§ INSTRUCTIONS TO FOLLOW
Below is a block of records: output all of them exactly and leave out the pictures.

§ DATA FOR PROCESSING

╭──

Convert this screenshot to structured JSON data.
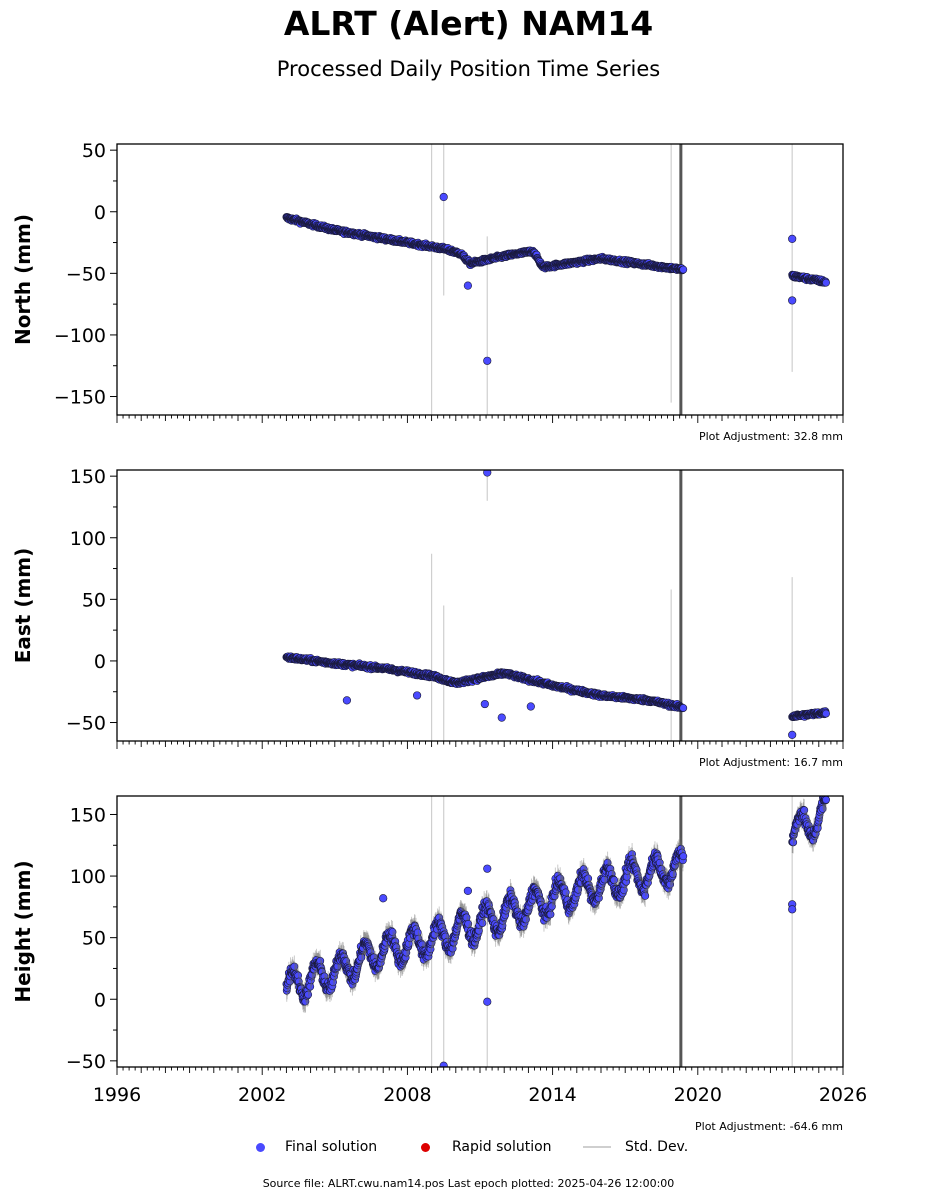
{
  "header": {
    "title": "ALRT (Alert) NAM14",
    "subtitle": "Processed Daily Position Time Series"
  },
  "legend": {
    "final_label": "Final solution",
    "rapid_label": "Rapid solution",
    "std_label": "Std. Dev.",
    "final_color": "#4a4aff",
    "rapid_color": "#dd0000",
    "std_color": "#cfcfcf"
  },
  "footer": {
    "text": "Source file: ALRT.cwu.nam14.pos  Last epoch plotted: 2025-04-26 12:00:00"
  },
  "chart_data": [
    {
      "type": "scatter",
      "ylabel": "North (mm)",
      "adjustment": "Plot Adjustment: 32.8 mm",
      "xlim": [
        1996,
        2026
      ],
      "ylim": [
        -165,
        55
      ],
      "yticks": [
        50,
        0,
        -50,
        -100,
        -150
      ],
      "segments": [
        {
          "x": [
            2003.0,
            2005.0,
            2008.0,
            2009.5,
            2010.2,
            2010.6,
            2012.0,
            2013.2,
            2013.6,
            2016.0,
            2019.4
          ],
          "y": [
            -5,
            -15,
            -25,
            -30,
            -34,
            -42,
            -36,
            -32,
            -45,
            -38,
            -47
          ]
        },
        {
          "x": [
            2023.9,
            2025.3
          ],
          "y": [
            -52,
            -57
          ]
        }
      ],
      "outliers": [
        {
          "x": 2009.5,
          "y": 12
        },
        {
          "x": 2011.3,
          "y": -121
        },
        {
          "x": 2010.5,
          "y": -60
        },
        {
          "x": 2023.9,
          "y": -22
        },
        {
          "x": 2023.9,
          "y": -72
        }
      ],
      "std_dev": [
        {
          "x": 2009.0,
          "y1": -165,
          "y2": 55,
          "w": 1.2
        },
        {
          "x": 2009.5,
          "y1": -68,
          "y2": 55,
          "w": 1.2
        },
        {
          "x": 2011.3,
          "y1": -165,
          "y2": -20,
          "w": 1.2
        },
        {
          "x": 2018.9,
          "y1": -155,
          "y2": 55,
          "w": 1.2
        },
        {
          "x": 2019.3,
          "y1": -165,
          "y2": 55,
          "w": 3
        },
        {
          "x": 2023.9,
          "y1": -130,
          "y2": 55,
          "w": 1.2
        }
      ]
    },
    {
      "type": "scatter",
      "ylabel": "East (mm)",
      "adjustment": "Plot Adjustment: 16.7 mm",
      "xlim": [
        1996,
        2026
      ],
      "ylim": [
        -65,
        155
      ],
      "yticks": [
        150,
        100,
        50,
        0,
        -50
      ],
      "segments": [
        {
          "x": [
            2003.0,
            2005.0,
            2007.0,
            2009.0,
            2010.0,
            2012.0,
            2014.0,
            2016.0,
            2018.0,
            2019.4
          ],
          "y": [
            3,
            -2,
            -6,
            -12,
            -18,
            -10,
            -20,
            -28,
            -32,
            -38
          ]
        },
        {
          "x": [
            2023.9,
            2025.3
          ],
          "y": [
            -45,
            -42
          ]
        }
      ],
      "outliers": [
        {
          "x": 2011.3,
          "y": 153
        },
        {
          "x": 2005.5,
          "y": -32
        },
        {
          "x": 2008.4,
          "y": -28
        },
        {
          "x": 2011.2,
          "y": -35
        },
        {
          "x": 2011.9,
          "y": -46
        },
        {
          "x": 2013.1,
          "y": -37
        },
        {
          "x": 2023.9,
          "y": -60
        }
      ],
      "std_dev": [
        {
          "x": 2009.0,
          "y1": -65,
          "y2": 87,
          "w": 1.2
        },
        {
          "x": 2009.5,
          "y1": -65,
          "y2": 45,
          "w": 1.2
        },
        {
          "x": 2011.3,
          "y1": 130,
          "y2": 155,
          "w": 1.2
        },
        {
          "x": 2018.9,
          "y1": -65,
          "y2": 58,
          "w": 1.2
        },
        {
          "x": 2019.3,
          "y1": -65,
          "y2": 155,
          "w": 3
        },
        {
          "x": 2023.9,
          "y1": -65,
          "y2": 68,
          "w": 1.2
        }
      ]
    },
    {
      "type": "scatter",
      "ylabel": "Height (mm)",
      "adjustment": "Plot Adjustment: -64.6 mm",
      "xlim": [
        1996,
        2026
      ],
      "ylim": [
        -55,
        165
      ],
      "yticks": [
        150,
        100,
        50,
        0,
        -50
      ],
      "xticks": [
        1996,
        2002,
        2008,
        2014,
        2020,
        2026
      ],
      "segments": [
        {
          "x": [
            2003.0,
            2005.0,
            2007.0,
            2009.0,
            2011.0,
            2013.0,
            2015.0,
            2017.0,
            2019.4
          ],
          "y": [
            10,
            22,
            40,
            48,
            62,
            75,
            88,
            98,
            108
          ]
        },
        {
          "x": [
            2023.9,
            2025.3
          ],
          "y": [
            135,
            150
          ]
        }
      ],
      "outliers": [
        {
          "x": 2009.5,
          "y": -54
        },
        {
          "x": 2011.3,
          "y": -2
        },
        {
          "x": 2010.5,
          "y": 88
        },
        {
          "x": 2011.3,
          "y": 106
        },
        {
          "x": 2007.0,
          "y": 82
        },
        {
          "x": 2023.9,
          "y": 77
        },
        {
          "x": 2023.9,
          "y": 73
        }
      ],
      "std_dev": [
        {
          "x": 2009.0,
          "y1": -55,
          "y2": 165,
          "w": 1.2
        },
        {
          "x": 2009.5,
          "y1": -55,
          "y2": 165,
          "w": 1.2
        },
        {
          "x": 2011.3,
          "y1": -55,
          "y2": 80,
          "w": 1.2
        },
        {
          "x": 2019.3,
          "y1": -55,
          "y2": 165,
          "w": 3
        },
        {
          "x": 2023.9,
          "y1": -55,
          "y2": 165,
          "w": 1.2
        }
      ]
    }
  ]
}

╰──

§ RESULT OF THIS EXERCISE
Convert this screenshot to structured JSON data.
{
  "header": {
    "title": "ALRT (Alert) NAM14",
    "subtitle": "Processed Daily Position Time Series"
  },
  "legend": {
    "final_label": "Final solution",
    "rapid_label": "Rapid solution",
    "std_label": "Std. Dev.",
    "final_color": "#4a4aff",
    "rapid_color": "#dd0000",
    "std_color": "#cfcfcf"
  },
  "footer": {
    "text": "Source file: ALRT.cwu.nam14.pos  Last epoch plotted: 2025-04-26 12:00:00"
  },
  "chart_data": [
    {
      "type": "scatter",
      "ylabel": "North (mm)",
      "adjustment": "Plot Adjustment: 32.8 mm",
      "xlim": [
        1996,
        2026
      ],
      "ylim": [
        -165,
        55
      ],
      "yticks": [
        50,
        0,
        -50,
        -100,
        -150
      ],
      "segments": [
        {
          "x": [
            2003.0,
            2005.0,
            2008.0,
            2009.5,
            2010.2,
            2010.6,
            2012.0,
            2013.2,
            2013.6,
            2016.0,
            2019.4
          ],
          "y": [
            -5,
            -15,
            -25,
            -30,
            -34,
            -42,
            -36,
            -32,
            -45,
            -38,
            -47
          ]
        },
        {
          "x": [
            2023.9,
            2025.3
          ],
          "y": [
            -52,
            -57
          ]
        }
      ],
      "outliers": [
        {
          "x": 2009.5,
          "y": 12
        },
        {
          "x": 2011.3,
          "y": -121
        },
        {
          "x": 2010.5,
          "y": -60
        },
        {
          "x": 2023.9,
          "y": -22
        },
        {
          "x": 2023.9,
          "y": -72
        }
      ],
      "std_dev": [
        {
          "x": 2009.0,
          "y1": -165,
          "y2": 55,
          "w": 1.2
        },
        {
          "x": 2009.5,
          "y1": -68,
          "y2": 55,
          "w": 1.2
        },
        {
          "x": 2011.3,
          "y1": -165,
          "y2": -20,
          "w": 1.2
        },
        {
          "x": 2018.9,
          "y1": -155,
          "y2": 55,
          "w": 1.2
        },
        {
          "x": 2019.3,
          "y1": -165,
          "y2": 55,
          "w": 3
        },
        {
          "x": 2023.9,
          "y1": -130,
          "y2": 55,
          "w": 1.2
        }
      ]
    },
    {
      "type": "scatter",
      "ylabel": "East (mm)",
      "adjustment": "Plot Adjustment: 16.7 mm",
      "xlim": [
        1996,
        2026
      ],
      "ylim": [
        -65,
        155
      ],
      "yticks": [
        150,
        100,
        50,
        0,
        -50
      ],
      "segments": [
        {
          "x": [
            2003.0,
            2005.0,
            2007.0,
            2009.0,
            2010.0,
            2012.0,
            2014.0,
            2016.0,
            2018.0,
            2019.4
          ],
          "y": [
            3,
            -2,
            -6,
            -12,
            -18,
            -10,
            -20,
            -28,
            -32,
            -38
          ]
        },
        {
          "x": [
            2023.9,
            2025.3
          ],
          "y": [
            -45,
            -42
          ]
        }
      ],
      "outliers": [
        {
          "x": 2011.3,
          "y": 153
        },
        {
          "x": 2005.5,
          "y": -32
        },
        {
          "x": 2008.4,
          "y": -28
        },
        {
          "x": 2011.2,
          "y": -35
        },
        {
          "x": 2011.9,
          "y": -46
        },
        {
          "x": 2013.1,
          "y": -37
        },
        {
          "x": 2023.9,
          "y": -60
        }
      ],
      "std_dev": [
        {
          "x": 2009.0,
          "y1": -65,
          "y2": 87,
          "w": 1.2
        },
        {
          "x": 2009.5,
          "y1": -65,
          "y2": 45,
          "w": 1.2
        },
        {
          "x": 2011.3,
          "y1": 130,
          "y2": 155,
          "w": 1.2
        },
        {
          "x": 2018.9,
          "y1": -65,
          "y2": 58,
          "w": 1.2
        },
        {
          "x": 2019.3,
          "y1": -65,
          "y2": 155,
          "w": 3
        },
        {
          "x": 2023.9,
          "y1": -65,
          "y2": 68,
          "w": 1.2
        }
      ]
    },
    {
      "type": "scatter",
      "ylabel": "Height (mm)",
      "adjustment": "Plot Adjustment: -64.6 mm",
      "xlim": [
        1996,
        2026
      ],
      "ylim": [
        -55,
        165
      ],
      "yticks": [
        150,
        100,
        50,
        0,
        -50
      ],
      "xticks": [
        1996,
        2002,
        2008,
        2014,
        2020,
        2026
      ],
      "segments": [
        {
          "x": [
            2003.0,
            2005.0,
            2007.0,
            2009.0,
            2011.0,
            2013.0,
            2015.0,
            2017.0,
            2019.4
          ],
          "y": [
            10,
            22,
            40,
            48,
            62,
            75,
            88,
            98,
            108
          ]
        },
        {
          "x": [
            2023.9,
            2025.3
          ],
          "y": [
            135,
            150
          ]
        }
      ],
      "outliers": [
        {
          "x": 2009.5,
          "y": -54
        },
        {
          "x": 2011.3,
          "y": -2
        },
        {
          "x": 2010.5,
          "y": 88
        },
        {
          "x": 2011.3,
          "y": 106
        },
        {
          "x": 2007.0,
          "y": 82
        },
        {
          "x": 2023.9,
          "y": 77
        },
        {
          "x": 2023.9,
          "y": 73
        }
      ],
      "std_dev": [
        {
          "x": 2009.0,
          "y1": -55,
          "y2": 165,
          "w": 1.2
        },
        {
          "x": 2009.5,
          "y1": -55,
          "y2": 165,
          "w": 1.2
        },
        {
          "x": 2011.3,
          "y1": -55,
          "y2": 80,
          "w": 1.2
        },
        {
          "x": 2019.3,
          "y1": -55,
          "y2": 165,
          "w": 3
        },
        {
          "x": 2023.9,
          "y1": -55,
          "y2": 165,
          "w": 1.2
        }
      ]
    }
  ]
}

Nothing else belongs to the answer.